-- TASK OBJECTIVE --
Print the entire listing. Each line must match the original exactly.

-- MATERIAL FOR THE TASK --
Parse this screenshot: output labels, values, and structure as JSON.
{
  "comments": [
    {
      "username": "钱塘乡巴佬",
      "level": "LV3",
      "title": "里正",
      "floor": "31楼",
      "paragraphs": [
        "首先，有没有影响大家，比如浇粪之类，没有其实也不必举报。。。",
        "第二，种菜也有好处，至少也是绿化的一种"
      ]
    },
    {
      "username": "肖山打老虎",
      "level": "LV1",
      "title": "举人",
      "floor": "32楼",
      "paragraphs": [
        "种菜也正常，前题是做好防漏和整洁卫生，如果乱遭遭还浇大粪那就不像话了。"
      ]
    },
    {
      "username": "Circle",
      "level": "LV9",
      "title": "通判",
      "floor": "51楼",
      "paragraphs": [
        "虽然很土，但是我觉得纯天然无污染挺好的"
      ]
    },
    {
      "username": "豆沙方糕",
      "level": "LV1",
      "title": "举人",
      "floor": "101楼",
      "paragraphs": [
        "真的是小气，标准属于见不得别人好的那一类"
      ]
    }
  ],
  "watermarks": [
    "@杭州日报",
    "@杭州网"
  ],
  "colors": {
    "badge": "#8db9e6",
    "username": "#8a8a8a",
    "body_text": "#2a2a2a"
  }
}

-- OUTPUT OF THE EXERCISE --
Parse this screenshot: output labels, values, and structure as JSON.
{
  "comments": [
    {
      "username": "钱塘乡巴佬",
      "level": "LV3",
      "title": "里正",
      "floor": "31楼",
      "paragraphs": [
        "首先，有没有影响大家，比如浇粪之类，没有其实也不必举报。。。",
        "第二，种菜也有好处，至少也是绿化的一种"
      ]
    },
    {
      "username": "肖山打老虎",
      "level": "LV1",
      "title": "举人",
      "floor": "32楼",
      "paragraphs": [
        "种菜也正常，前题是做好防漏和整洁卫生，如果乱遭遭还浇大粪那就不像话了。"
      ]
    },
    {
      "username": "Circle",
      "level": "LV9",
      "title": "通判",
      "floor": "51楼",
      "paragraphs": [
        "虽然很土，但是我觉得纯天然无污染挺好的"
      ]
    },
    {
      "username": "豆沙方糕",
      "level": "LV1",
      "title": "举人",
      "floor": "101楼",
      "paragraphs": [
        "真的是小气，标准属于见不得别人好的那一类"
      ]
    }
  ],
  "watermarks": [
    "@杭州日报",
    "@杭州网"
  ],
  "colors": {
    "badge": "#8db9e6",
    "username": "#8a8a8a",
    "body_text": "#2a2a2a"
  }
}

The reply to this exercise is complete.